▶ PROBLEM TO WORK ON: Copy every line of the data that includes the string "content".

▶ Collected data entries:
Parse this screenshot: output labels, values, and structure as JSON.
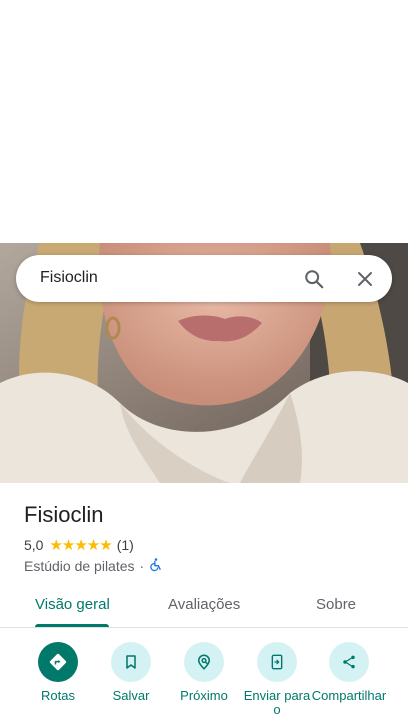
{
  "search": {
    "query": "Fisioclin"
  },
  "place": {
    "name": "Fisioclin",
    "rating": "5,0",
    "stars": "★★★★★",
    "review_count": "(1)",
    "category": "Estúdio de pilates",
    "separator": "·"
  },
  "tabs": [
    {
      "label": "Visão geral",
      "active": true
    },
    {
      "label": "Avaliações",
      "active": false
    },
    {
      "label": "Sobre",
      "active": false
    }
  ],
  "actions": [
    {
      "label": "Rotas",
      "icon": "directions-icon"
    },
    {
      "label": "Salvar",
      "icon": "bookmark-icon"
    },
    {
      "label": "Próximo",
      "icon": "nearby-icon"
    },
    {
      "label": "Enviar para o",
      "icon": "send-to-phone-icon"
    },
    {
      "label": "Compartilhar",
      "icon": "share-icon"
    }
  ],
  "colors": {
    "accent": "#00796b",
    "action_bg": "#d4f1f4",
    "star": "#fbbc04",
    "accessibility": "#1a73e8"
  }
}
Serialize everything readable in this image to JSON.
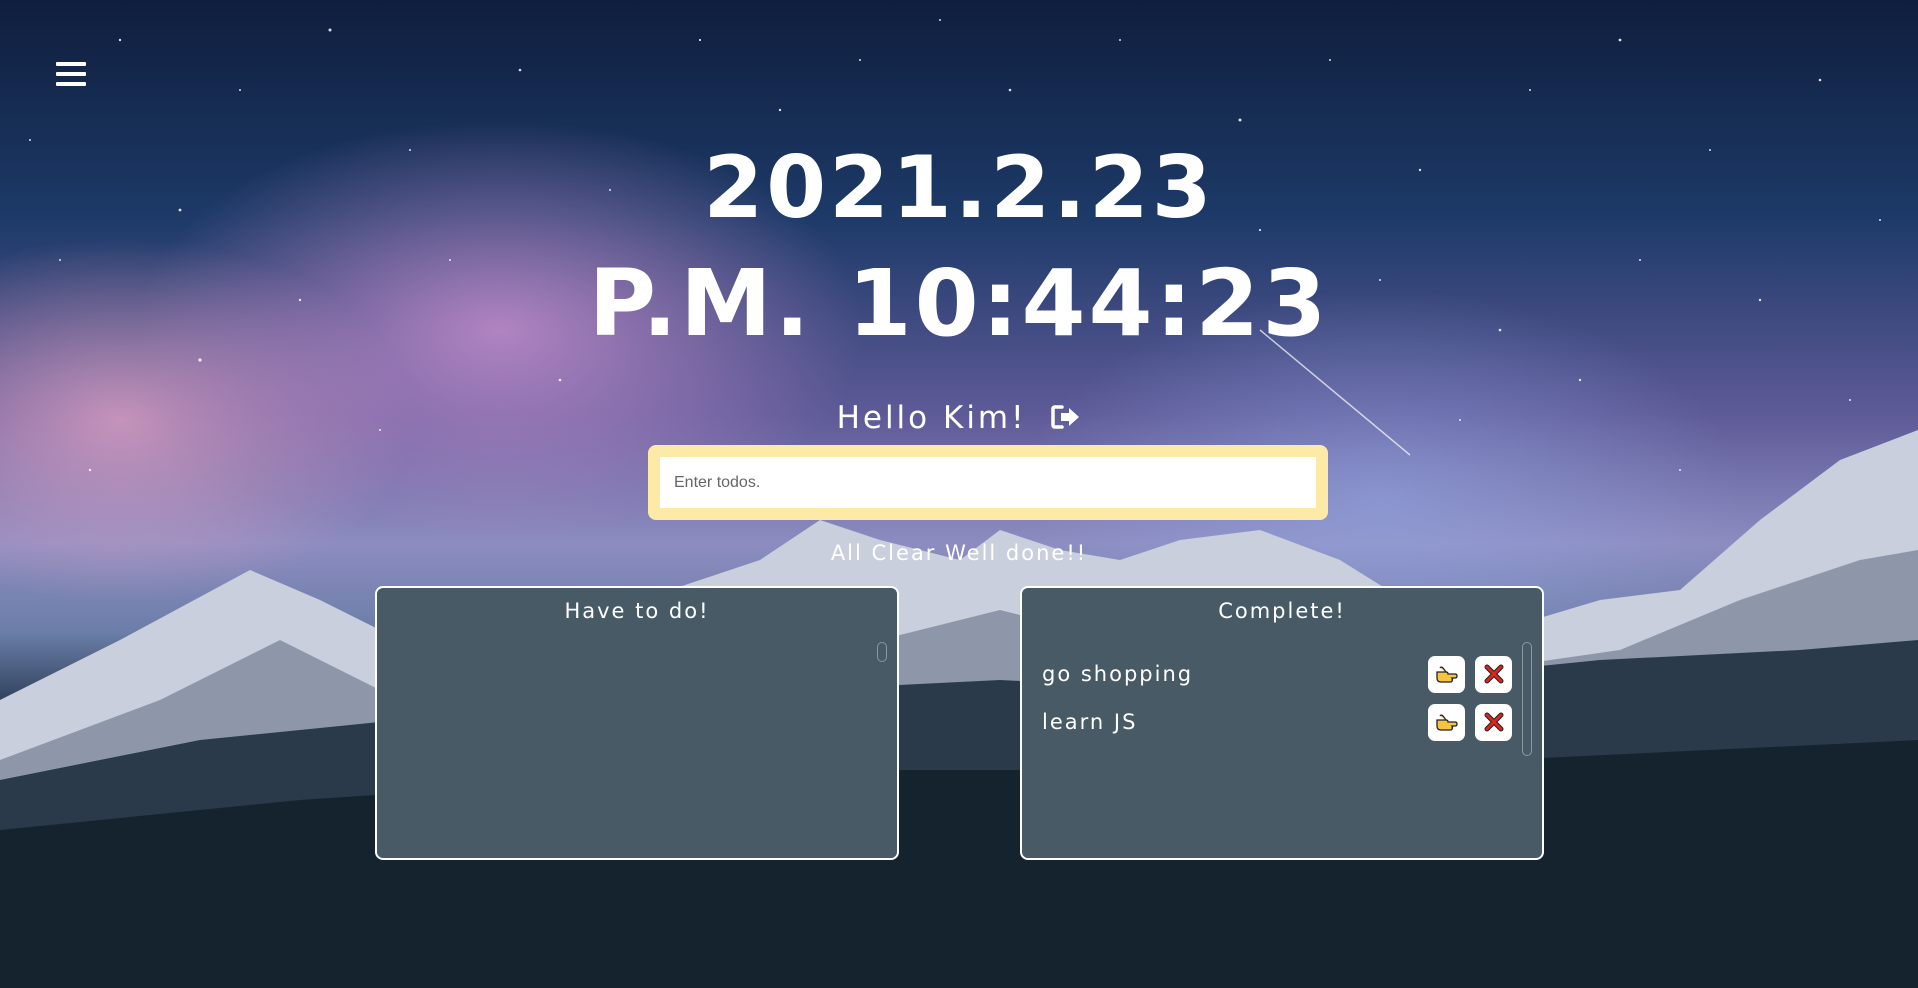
{
  "header": {
    "menu_icon": "hamburger-menu-icon",
    "date": "2021.2.23",
    "time": "P.M. 10:44:23",
    "greeting": "Hello Kim!",
    "logout_icon": "sign-out-icon"
  },
  "form": {
    "placeholder": "Enter todos.",
    "value": ""
  },
  "status_message": "All Clear Well done!!",
  "panels": {
    "todo": {
      "title": "Have to do!",
      "items": []
    },
    "complete": {
      "title": "Complete!",
      "items": [
        {
          "text": "go shopping",
          "restore_icon": "pointing-hand-icon",
          "delete_icon": "cross-mark-icon"
        },
        {
          "text": "learn JS",
          "restore_icon": "pointing-hand-icon",
          "delete_icon": "cross-mark-icon"
        }
      ]
    }
  },
  "colors": {
    "form_border": "#fdeaa7",
    "panel_bg": "#475a66",
    "panel_border": "#ffffff",
    "delete_red": "#d9261c",
    "hand_yellow": "#f5c542"
  }
}
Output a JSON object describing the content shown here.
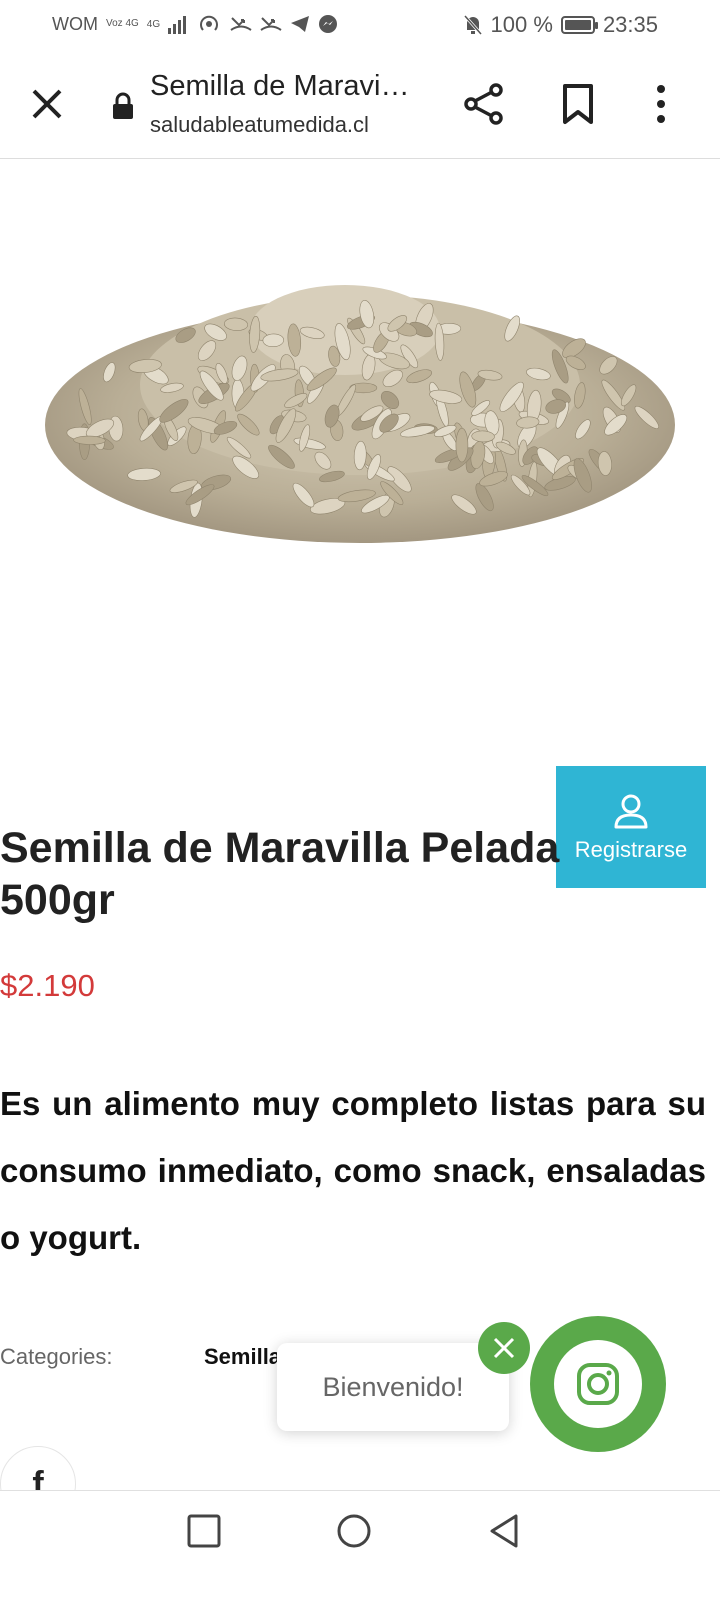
{
  "status_bar": {
    "carrier": "WOM",
    "net_top": "Voz 4G",
    "net_sub": "4G",
    "battery_level": "100 %",
    "battery_fraction": 1.0,
    "time": "23:35"
  },
  "browser": {
    "title": "Semilla de Maravi…",
    "url": "saludableatumedida.cl"
  },
  "product": {
    "title_line1": "Semilla de Maravilla Pelada",
    "title_line2": "500gr",
    "price": "$2.190",
    "description": "Es un alimento muy completo listas para su consumo inmediato, como snack, ensaladas o yogurt.",
    "categories_label": "Categories:",
    "categories_value": "Semillas"
  },
  "register": {
    "label": "Registrarse"
  },
  "chat": {
    "welcome": "Bienvenido!"
  },
  "share": {
    "facebook": "f"
  },
  "colors": {
    "price": "#d33a3a",
    "register_bg": "#2fb5d4",
    "instagram_green": "#5aa94a"
  },
  "icons": [
    "close-icon",
    "lock-icon",
    "share-icon",
    "bookmark-icon",
    "more-vert-icon",
    "user-icon",
    "instagram-icon",
    "facebook-icon",
    "square-nav-icon",
    "circle-nav-icon",
    "back-nav-icon"
  ]
}
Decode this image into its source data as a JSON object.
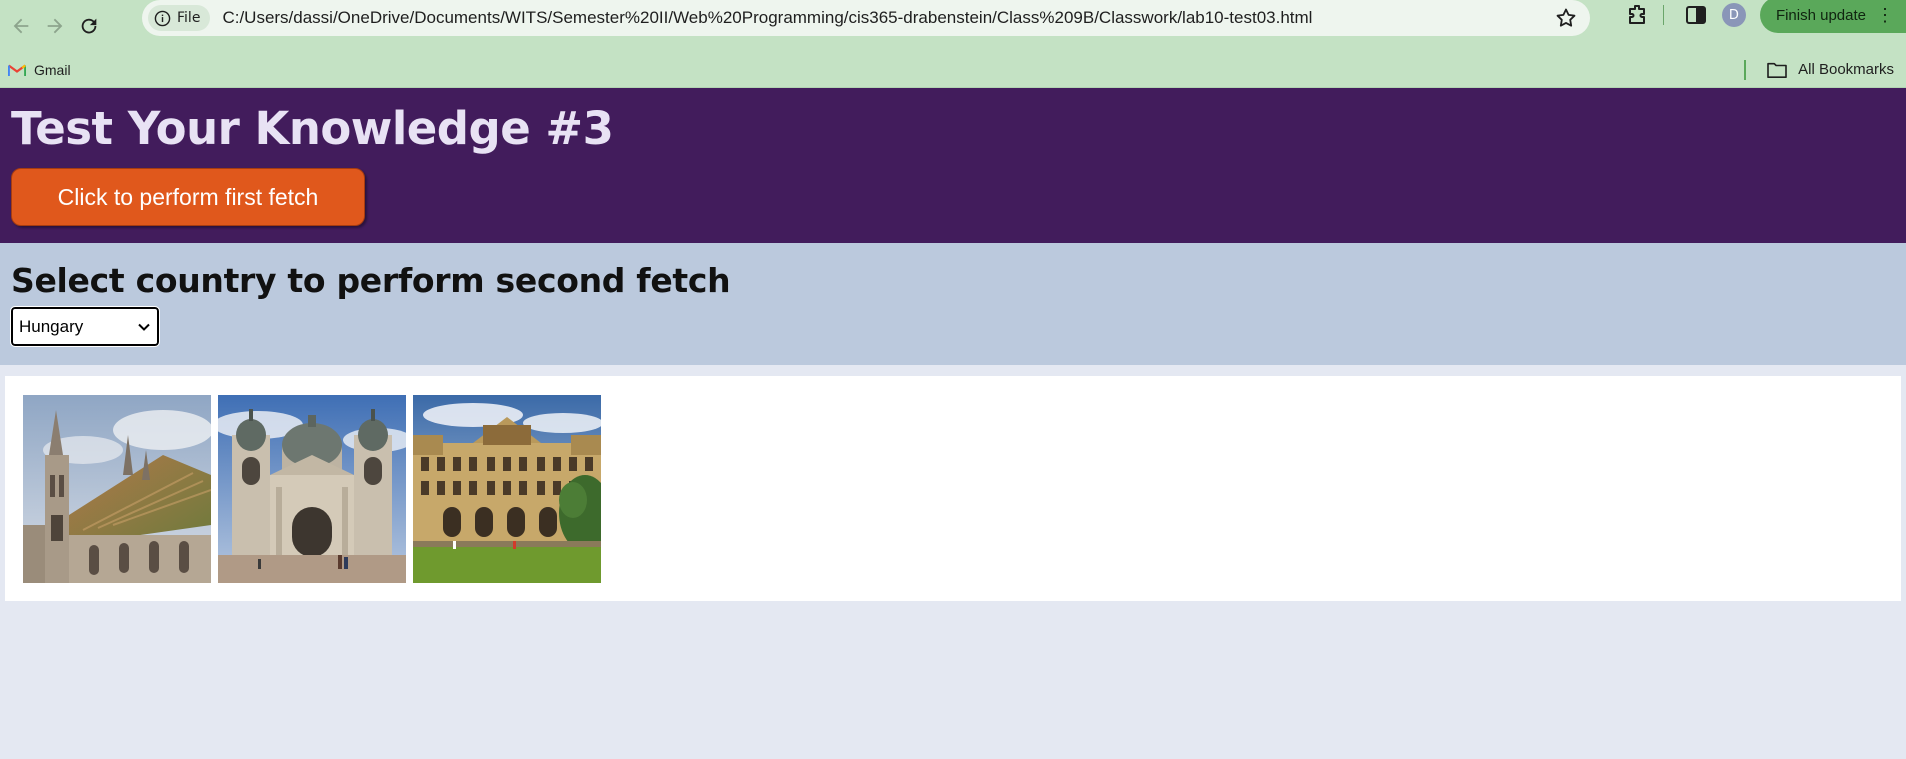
{
  "browser": {
    "site_chip_label": "File",
    "url": "C:/Users/dassi/OneDrive/Documents/WITS/Semester%20II/Web%20Programming/cis365-drabenstein/Class%209B/Classwork/lab10-test03.html",
    "avatar_letter": "D",
    "update_label": "Finish update",
    "bookmarks": [
      {
        "label": "Gmail",
        "icon": "gmail-icon"
      }
    ],
    "all_bookmarks_label": "All Bookmarks"
  },
  "page": {
    "title": "Test Your Knowledge #3",
    "first_fetch_button": "Click to perform first fetch",
    "section_title": "Select country to perform second fetch",
    "selected_country": "Hungary"
  },
  "gallery": {
    "images": [
      {
        "subject": "gothic church with twin spires and patterned tiled roof"
      },
      {
        "subject": "domed basilica with twin bell towers and plaza"
      },
      {
        "subject": "ornate palace facade with green lawn"
      }
    ]
  },
  "colors": {
    "header_bg": "#421c5c",
    "title_color": "#e8e2f4",
    "button_bg": "#e0581c",
    "section_bg": "#bbc9dd",
    "page_bg": "#e4e8f2",
    "browser_chrome": "#c4e2c4"
  }
}
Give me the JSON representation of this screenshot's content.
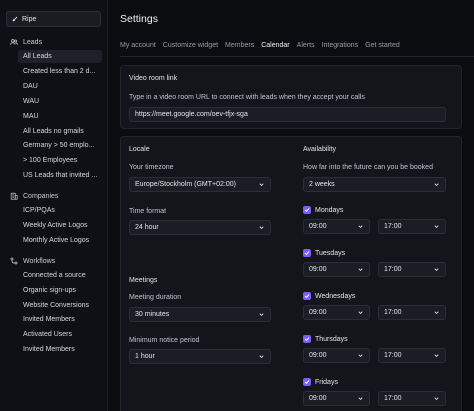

▶ RESPONSE FOR THIS EXERCISE:
Output a JSON object describing the content shown here.
Give me the JSON representation of this screenshot's content.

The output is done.